Tarea a realizar: Convierte las siguientes líneas en una lista numerada y omite las que estén en blanco.

Datos extraídos:
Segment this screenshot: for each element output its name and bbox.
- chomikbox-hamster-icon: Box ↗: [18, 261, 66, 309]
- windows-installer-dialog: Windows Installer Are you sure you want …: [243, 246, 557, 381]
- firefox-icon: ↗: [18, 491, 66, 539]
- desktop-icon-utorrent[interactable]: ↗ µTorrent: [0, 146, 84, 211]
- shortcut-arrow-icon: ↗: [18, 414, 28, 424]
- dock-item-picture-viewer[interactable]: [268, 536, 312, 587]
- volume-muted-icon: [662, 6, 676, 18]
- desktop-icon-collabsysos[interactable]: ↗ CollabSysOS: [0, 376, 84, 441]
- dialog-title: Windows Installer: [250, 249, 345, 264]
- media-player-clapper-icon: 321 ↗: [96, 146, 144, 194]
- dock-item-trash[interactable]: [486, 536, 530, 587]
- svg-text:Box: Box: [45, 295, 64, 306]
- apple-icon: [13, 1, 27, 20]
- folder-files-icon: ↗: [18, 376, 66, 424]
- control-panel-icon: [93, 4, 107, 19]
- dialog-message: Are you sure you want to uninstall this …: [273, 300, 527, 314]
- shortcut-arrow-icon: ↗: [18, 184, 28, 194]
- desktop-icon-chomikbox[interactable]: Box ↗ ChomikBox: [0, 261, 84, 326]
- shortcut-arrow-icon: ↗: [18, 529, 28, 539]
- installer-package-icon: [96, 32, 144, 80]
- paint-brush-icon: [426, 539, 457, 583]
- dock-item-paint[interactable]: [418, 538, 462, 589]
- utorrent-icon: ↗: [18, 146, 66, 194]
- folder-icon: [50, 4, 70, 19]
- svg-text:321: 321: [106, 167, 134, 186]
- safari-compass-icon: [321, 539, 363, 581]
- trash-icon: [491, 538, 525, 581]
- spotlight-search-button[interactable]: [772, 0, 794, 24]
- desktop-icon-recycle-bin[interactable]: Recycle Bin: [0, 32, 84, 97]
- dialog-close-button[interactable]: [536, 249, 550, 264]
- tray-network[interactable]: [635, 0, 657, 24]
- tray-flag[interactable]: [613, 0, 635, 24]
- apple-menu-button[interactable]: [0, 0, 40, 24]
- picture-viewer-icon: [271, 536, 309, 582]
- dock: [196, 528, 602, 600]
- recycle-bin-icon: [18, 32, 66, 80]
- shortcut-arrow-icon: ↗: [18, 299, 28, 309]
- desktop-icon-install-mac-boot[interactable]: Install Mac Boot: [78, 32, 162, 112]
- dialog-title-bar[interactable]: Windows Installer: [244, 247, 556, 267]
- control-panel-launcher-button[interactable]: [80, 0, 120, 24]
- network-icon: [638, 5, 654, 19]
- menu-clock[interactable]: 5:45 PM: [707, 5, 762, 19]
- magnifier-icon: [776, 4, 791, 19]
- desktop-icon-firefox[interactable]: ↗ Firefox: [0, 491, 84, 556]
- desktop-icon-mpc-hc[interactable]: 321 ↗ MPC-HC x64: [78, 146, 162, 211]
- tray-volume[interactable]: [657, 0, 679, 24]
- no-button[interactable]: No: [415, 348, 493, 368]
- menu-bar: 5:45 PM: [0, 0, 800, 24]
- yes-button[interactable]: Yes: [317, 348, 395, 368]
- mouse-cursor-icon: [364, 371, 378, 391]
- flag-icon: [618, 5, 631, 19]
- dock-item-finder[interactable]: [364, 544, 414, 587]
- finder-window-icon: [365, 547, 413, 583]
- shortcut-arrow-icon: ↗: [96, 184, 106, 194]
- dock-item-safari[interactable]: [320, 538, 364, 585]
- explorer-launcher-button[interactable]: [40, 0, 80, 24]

Resultado correcto:
1. Segment this screenshot: for each element output its name and bbox.
2. - chomikbox-hamster-icon: Box ↗: [18, 261, 66, 309]
3. - windows-installer-dialog: Windows Installer Are you sure you want …: [243, 246, 557, 381]
4. - firefox-icon: ↗: [18, 491, 66, 539]
5. - desktop-icon-utorrent[interactable]: ↗ µTorrent: [0, 146, 84, 211]
6. - shortcut-arrow-icon: ↗: [18, 414, 28, 424]
7. - dock-item-picture-viewer[interactable]: [268, 536, 312, 587]
8. - volume-muted-icon: [662, 6, 676, 18]
9. - desktop-icon-collabsysos[interactable]: ↗ CollabSysOS: [0, 376, 84, 441]
10. - dialog-title: Windows Installer: [250, 249, 345, 264]
11. - media-player-clapper-icon: 321 ↗: [96, 146, 144, 194]
12. - dock-item-trash[interactable]: [486, 536, 530, 587]
13. - svg-text:Box: Box: [45, 295, 64, 306]
14. - apple-icon: [13, 1, 27, 20]
15. - folder-files-icon: ↗: [18, 376, 66, 424]
16. - control-panel-icon: [93, 4, 107, 19]
17. - dialog-message: Are you sure you want to uninstall this …: [273, 300, 527, 314]
18. - shortcut-arrow-icon: ↗: [18, 184, 28, 194]
19. - desktop-icon-chomikbox[interactable]: Box ↗ ChomikBox: [0, 261, 84, 326]
20. - shortcut-arrow-icon: ↗: [18, 529, 28, 539]
21. - installer-package-icon: [96, 32, 144, 80]
22. - paint-brush-icon: [426, 539, 457, 583]
23. - dock-item-paint[interactable]: [418, 538, 462, 589]
24. - utorrent-icon: ↗: [18, 146, 66, 194]
25. - folder-icon: [50, 4, 70, 19]
26. - svg-text:321: 321: [106, 167, 134, 186]
27. - safari-compass-icon: [321, 539, 363, 581]
28. - trash-icon: [491, 538, 525, 581]
29. - spotlight-search-button[interactable]: [772, 0, 794, 24]
30. - desktop-icon-recycle-bin[interactable]: Recycle Bin: [0, 32, 84, 97]
31. - dialog-close-button[interactable]: [536, 249, 550, 264]
32. - tray-network[interactable]: [635, 0, 657, 24]
33. - tray-flag[interactable]: [613, 0, 635, 24]
34. - apple-menu-button[interactable]: [0, 0, 40, 24]
35. - picture-viewer-icon: [271, 536, 309, 582]
36. - dock: [196, 528, 602, 600]
37. - recycle-bin-icon: [18, 32, 66, 80]
38. - shortcut-arrow-icon: ↗: [18, 299, 28, 309]
39. - desktop-icon-install-mac-boot[interactable]: Install Mac Boot: [78, 32, 162, 112]
40. - dialog-title-bar[interactable]: Windows Installer: [244, 247, 556, 267]
41. - control-panel-launcher-button[interactable]: [80, 0, 120, 24]
42. - network-icon: [638, 5, 654, 19]
43. - menu-clock[interactable]: 5:45 PM: [707, 5, 762, 19]
44. - magnifier-icon: [776, 4, 791, 19]
45. - desktop-icon-firefox[interactable]: ↗ Firefox: [0, 491, 84, 556]
46. - desktop-icon-mpc-hc[interactable]: 321 ↗ MPC-HC x64: [78, 146, 162, 211]
47. - tray-volume[interactable]: [657, 0, 679, 24]
48. - no-button[interactable]: No: [415, 348, 493, 368]
49. - menu-bar: 5:45 PM: [0, 0, 800, 24]
50. - yes-button[interactable]: Yes: [317, 348, 395, 368]
51. - mouse-cursor-icon: [364, 371, 378, 391]
52. - flag-icon: [618, 5, 631, 19]
53. - dock-item-finder[interactable]: [364, 544, 414, 587]
54. - finder-window-icon: [365, 547, 413, 583]
55. - shortcut-arrow-icon: ↗: [96, 184, 106, 194]
56. - dock-item-safari[interactable]: [320, 538, 364, 585]
57. - explorer-launcher-button[interactable]: [40, 0, 80, 24]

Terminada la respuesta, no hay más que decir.